_Exercise directions:_ Please give the listing again in its entirety, exactly as written.

====== Given entries

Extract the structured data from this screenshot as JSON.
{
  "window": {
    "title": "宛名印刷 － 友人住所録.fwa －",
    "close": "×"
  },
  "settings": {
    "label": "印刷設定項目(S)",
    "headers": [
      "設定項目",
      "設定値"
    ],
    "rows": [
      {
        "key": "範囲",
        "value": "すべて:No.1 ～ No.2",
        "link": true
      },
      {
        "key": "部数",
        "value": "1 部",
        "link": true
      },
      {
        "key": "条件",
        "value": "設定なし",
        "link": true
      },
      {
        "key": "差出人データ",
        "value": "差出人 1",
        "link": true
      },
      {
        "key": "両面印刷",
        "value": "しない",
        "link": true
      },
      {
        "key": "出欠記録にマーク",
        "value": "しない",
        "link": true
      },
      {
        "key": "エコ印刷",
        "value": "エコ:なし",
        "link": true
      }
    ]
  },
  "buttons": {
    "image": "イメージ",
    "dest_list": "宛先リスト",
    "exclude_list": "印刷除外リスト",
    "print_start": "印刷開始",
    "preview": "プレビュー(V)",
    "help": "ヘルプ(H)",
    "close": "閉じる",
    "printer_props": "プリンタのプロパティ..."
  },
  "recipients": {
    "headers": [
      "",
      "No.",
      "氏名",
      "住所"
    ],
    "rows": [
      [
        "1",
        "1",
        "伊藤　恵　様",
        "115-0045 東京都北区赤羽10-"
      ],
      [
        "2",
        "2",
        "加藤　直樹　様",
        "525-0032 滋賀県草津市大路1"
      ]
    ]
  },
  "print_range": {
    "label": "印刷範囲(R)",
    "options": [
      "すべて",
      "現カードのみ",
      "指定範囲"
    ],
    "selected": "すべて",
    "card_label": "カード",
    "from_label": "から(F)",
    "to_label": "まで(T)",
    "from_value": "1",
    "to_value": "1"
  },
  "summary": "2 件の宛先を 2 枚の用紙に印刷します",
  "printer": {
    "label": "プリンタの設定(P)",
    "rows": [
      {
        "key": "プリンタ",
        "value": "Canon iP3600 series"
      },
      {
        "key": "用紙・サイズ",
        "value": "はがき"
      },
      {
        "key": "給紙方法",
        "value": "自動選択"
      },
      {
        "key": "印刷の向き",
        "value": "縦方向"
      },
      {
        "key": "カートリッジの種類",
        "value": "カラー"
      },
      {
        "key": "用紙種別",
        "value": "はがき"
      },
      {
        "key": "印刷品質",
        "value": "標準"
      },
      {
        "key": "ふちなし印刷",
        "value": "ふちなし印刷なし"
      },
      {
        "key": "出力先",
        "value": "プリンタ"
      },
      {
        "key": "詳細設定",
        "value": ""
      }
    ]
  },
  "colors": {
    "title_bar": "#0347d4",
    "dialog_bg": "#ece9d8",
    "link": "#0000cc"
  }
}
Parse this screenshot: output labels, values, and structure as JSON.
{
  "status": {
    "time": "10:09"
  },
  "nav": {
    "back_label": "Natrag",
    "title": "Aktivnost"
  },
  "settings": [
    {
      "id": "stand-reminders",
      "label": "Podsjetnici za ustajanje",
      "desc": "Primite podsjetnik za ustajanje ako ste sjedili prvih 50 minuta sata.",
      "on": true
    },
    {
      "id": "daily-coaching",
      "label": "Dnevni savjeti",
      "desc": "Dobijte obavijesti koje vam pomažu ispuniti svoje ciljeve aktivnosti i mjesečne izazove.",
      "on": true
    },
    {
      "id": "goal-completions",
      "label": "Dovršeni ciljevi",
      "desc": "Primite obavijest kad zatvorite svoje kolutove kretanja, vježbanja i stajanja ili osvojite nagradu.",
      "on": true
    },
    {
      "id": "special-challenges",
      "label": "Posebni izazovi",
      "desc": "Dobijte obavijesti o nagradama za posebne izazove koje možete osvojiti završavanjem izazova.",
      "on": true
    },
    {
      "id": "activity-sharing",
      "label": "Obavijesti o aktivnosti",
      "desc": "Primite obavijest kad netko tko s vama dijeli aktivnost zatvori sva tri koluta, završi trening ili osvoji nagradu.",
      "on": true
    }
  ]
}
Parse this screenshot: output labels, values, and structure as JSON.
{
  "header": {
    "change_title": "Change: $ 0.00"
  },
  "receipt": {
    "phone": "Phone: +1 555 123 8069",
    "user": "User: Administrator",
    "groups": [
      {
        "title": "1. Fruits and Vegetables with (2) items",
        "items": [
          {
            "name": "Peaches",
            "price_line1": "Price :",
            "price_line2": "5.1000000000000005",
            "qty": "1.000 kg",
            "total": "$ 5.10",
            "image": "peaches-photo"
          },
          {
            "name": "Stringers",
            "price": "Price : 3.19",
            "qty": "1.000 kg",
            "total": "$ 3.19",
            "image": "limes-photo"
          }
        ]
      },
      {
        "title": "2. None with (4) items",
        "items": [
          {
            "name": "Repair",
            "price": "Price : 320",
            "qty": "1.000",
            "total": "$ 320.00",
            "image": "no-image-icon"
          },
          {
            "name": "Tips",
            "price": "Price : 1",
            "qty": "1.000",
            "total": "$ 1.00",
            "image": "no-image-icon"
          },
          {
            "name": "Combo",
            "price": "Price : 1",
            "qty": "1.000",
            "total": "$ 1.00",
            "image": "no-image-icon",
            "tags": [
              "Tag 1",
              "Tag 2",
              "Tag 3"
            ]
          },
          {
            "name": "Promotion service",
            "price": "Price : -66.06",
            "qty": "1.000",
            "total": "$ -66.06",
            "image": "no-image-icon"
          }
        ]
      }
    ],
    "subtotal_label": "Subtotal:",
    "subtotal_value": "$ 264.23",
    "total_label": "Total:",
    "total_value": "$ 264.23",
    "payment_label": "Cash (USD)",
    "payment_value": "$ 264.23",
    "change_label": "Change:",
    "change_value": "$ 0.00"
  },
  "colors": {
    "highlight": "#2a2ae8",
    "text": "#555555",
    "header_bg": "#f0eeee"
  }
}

============

_Solution to this exercise:_
Extract the structured data from this screenshot as JSON.
{
  "window": {
    "title": "宛名印刷 － 友人住所録.fwa －",
    "close": "×"
  },
  "settings": {
    "label": "印刷設定項目(S)",
    "headers": [
      "設定項目",
      "設定値"
    ],
    "rows": [
      {
        "key": "範囲",
        "value": "すべて:No.1 ～ No.2",
        "link": true
      },
      {
        "key": "部数",
        "value": "1 部",
        "link": true
      },
      {
        "key": "条件",
        "value": "設定なし",
        "link": true
      },
      {
        "key": "差出人データ",
        "value": "差出人 1",
        "link": true
      },
      {
        "key": "両面印刷",
        "value": "しない",
        "link": true
      },
      {
        "key": "出欠記録にマーク",
        "value": "しない",
        "link": true
      },
      {
        "key": "エコ印刷",
        "value": "エコ:なし",
        "link": true
      }
    ]
  },
  "buttons": {
    "image": "イメージ",
    "dest_list": "宛先リスト",
    "exclude_list": "印刷除外リスト",
    "print_start": "印刷開始",
    "preview": "プレビュー(V)",
    "help": "ヘルプ(H)",
    "close": "閉じる",
    "printer_props": "プリンタのプロパティ..."
  },
  "recipients": {
    "headers": [
      "",
      "No.",
      "氏名",
      "住所"
    ],
    "rows": [
      [
        "1",
        "1",
        "伊藤　恵　様",
        "115-0045 東京都北区赤羽10-"
      ],
      [
        "2",
        "2",
        "加藤　直樹　様",
        "525-0032 滋賀県草津市大路1"
      ]
    ]
  },
  "print_range": {
    "label": "印刷範囲(R)",
    "options": [
      "すべて",
      "現カードのみ",
      "指定範囲"
    ],
    "selected": "すべて",
    "card_label": "カード",
    "from_label": "から(F)",
    "to_label": "まで(T)",
    "from_value": "1",
    "to_value": "1"
  },
  "summary": "2 件の宛先を 2 枚の用紙に印刷します",
  "printer": {
    "label": "プリンタの設定(P)",
    "rows": [
      {
        "key": "プリンタ",
        "value": "Canon iP3600 series"
      },
      {
        "key": "用紙・サイズ",
        "value": "はがき"
      },
      {
        "key": "給紙方法",
        "value": "自動選択"
      },
      {
        "key": "印刷の向き",
        "value": "縦方向"
      },
      {
        "key": "カートリッジの種類",
        "value": "カラー"
      },
      {
        "key": "用紙種別",
        "value": "はがき"
      },
      {
        "key": "印刷品質",
        "value": "標準"
      },
      {
        "key": "ふちなし印刷",
        "value": "ふちなし印刷なし"
      },
      {
        "key": "出力先",
        "value": "プリンタ"
      },
      {
        "key": "詳細設定",
        "value": ""
      }
    ]
  },
  "colors": {
    "title_bar": "#0347d4",
    "dialog_bg": "#ece9d8",
    "link": "#0000cc"
  }
}
Parse this screenshot: output labels, values, and structure as JSON.
{
  "status": {
    "time": "10:09"
  },
  "nav": {
    "back_label": "Natrag",
    "title": "Aktivnost"
  },
  "settings": [
    {
      "id": "stand-reminders",
      "label": "Podsjetnici za ustajanje",
      "desc": "Primite podsjetnik za ustajanje ako ste sjedili prvih 50 minuta sata.",
      "on": true
    },
    {
      "id": "daily-coaching",
      "label": "Dnevni savjeti",
      "desc": "Dobijte obavijesti koje vam pomažu ispuniti svoje ciljeve aktivnosti i mjesečne izazove.",
      "on": true
    },
    {
      "id": "goal-completions",
      "label": "Dovršeni ciljevi",
      "desc": "Primite obavijest kad zatvorite svoje kolutove kretanja, vježbanja i stajanja ili osvojite nagradu.",
      "on": true
    },
    {
      "id": "special-challenges",
      "label": "Posebni izazovi",
      "desc": "Dobijte obavijesti o nagradama za posebne izazove koje možete osvojiti završavanjem izazova.",
      "on": true
    },
    {
      "id": "activity-sharing",
      "label": "Obavijesti o aktivnosti",
      "desc": "Primite obavijest kad netko tko s vama dijeli aktivnost zatvori sva tri koluta, završi trening ili osvoji nagradu.",
      "on": true
    }
  ]
}
Parse this screenshot: output labels, values, and structure as JSON.
{
  "header": {
    "change_title": "Change: $ 0.00"
  },
  "receipt": {
    "phone": "Phone: +1 555 123 8069",
    "user": "User: Administrator",
    "groups": [
      {
        "title": "1. Fruits and Vegetables with (2) items",
        "items": [
          {
            "name": "Peaches",
            "price_line1": "Price :",
            "price_line2": "5.1000000000000005",
            "qty": "1.000 kg",
            "total": "$ 5.10",
            "image": "peaches-photo"
          },
          {
            "name": "Stringers",
            "price": "Price : 3.19",
            "qty": "1.000 kg",
            "total": "$ 3.19",
            "image": "limes-photo"
          }
        ]
      },
      {
        "title": "2. None with (4) items",
        "items": [
          {
            "name": "Repair",
            "price": "Price : 320",
            "qty": "1.000",
            "total": "$ 320.00",
            "image": "no-image-icon"
          },
          {
            "name": "Tips",
            "price": "Price : 1",
            "qty": "1.000",
            "total": "$ 1.00",
            "image": "no-image-icon"
          },
          {
            "name": "Combo",
            "price": "Price : 1",
            "qty": "1.000",
            "total": "$ 1.00",
            "image": "no-image-icon",
            "tags": [
              "Tag 1",
              "Tag 2",
              "Tag 3"
            ]
          },
          {
            "name": "Promotion service",
            "price": "Price : -66.06",
            "qty": "1.000",
            "total": "$ -66.06",
            "image": "no-image-icon"
          }
        ]
      }
    ],
    "subtotal_label": "Subtotal:",
    "subtotal_value": "$ 264.23",
    "total_label": "Total:",
    "total_value": "$ 264.23",
    "payment_label": "Cash (USD)",
    "payment_value": "$ 264.23",
    "change_label": "Change:",
    "change_value": "$ 0.00"
  },
  "colors": {
    "highlight": "#2a2ae8",
    "text": "#555555",
    "header_bg": "#f0eeee"
  }
}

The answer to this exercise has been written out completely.